[Collected data entries]
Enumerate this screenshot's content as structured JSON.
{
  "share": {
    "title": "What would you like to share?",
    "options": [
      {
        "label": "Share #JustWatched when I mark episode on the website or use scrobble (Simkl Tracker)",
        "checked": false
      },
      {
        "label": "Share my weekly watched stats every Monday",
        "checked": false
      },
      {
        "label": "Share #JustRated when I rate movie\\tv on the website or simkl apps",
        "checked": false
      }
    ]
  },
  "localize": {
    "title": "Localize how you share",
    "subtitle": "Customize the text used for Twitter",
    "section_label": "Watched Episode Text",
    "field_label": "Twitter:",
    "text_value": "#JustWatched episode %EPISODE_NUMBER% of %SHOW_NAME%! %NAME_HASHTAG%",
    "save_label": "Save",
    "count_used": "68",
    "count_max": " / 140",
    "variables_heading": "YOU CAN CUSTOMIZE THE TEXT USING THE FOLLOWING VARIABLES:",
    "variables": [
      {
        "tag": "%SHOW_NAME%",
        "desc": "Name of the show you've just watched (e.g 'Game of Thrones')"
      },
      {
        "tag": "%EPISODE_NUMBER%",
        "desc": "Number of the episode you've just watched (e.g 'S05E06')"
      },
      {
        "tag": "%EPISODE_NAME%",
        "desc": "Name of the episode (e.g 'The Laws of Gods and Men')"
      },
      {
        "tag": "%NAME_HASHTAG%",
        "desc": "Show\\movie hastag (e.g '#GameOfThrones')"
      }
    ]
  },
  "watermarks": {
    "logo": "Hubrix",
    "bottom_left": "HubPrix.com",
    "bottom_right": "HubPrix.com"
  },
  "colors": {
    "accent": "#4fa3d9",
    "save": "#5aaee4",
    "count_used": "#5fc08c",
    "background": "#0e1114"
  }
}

## [Problem to work on]
In the lines above, find each one with "Twitter" and list it.

## [Output for this exercise]
    "subtitle": "Customize the text used for Twitter",
    "field_label": "Twitter:",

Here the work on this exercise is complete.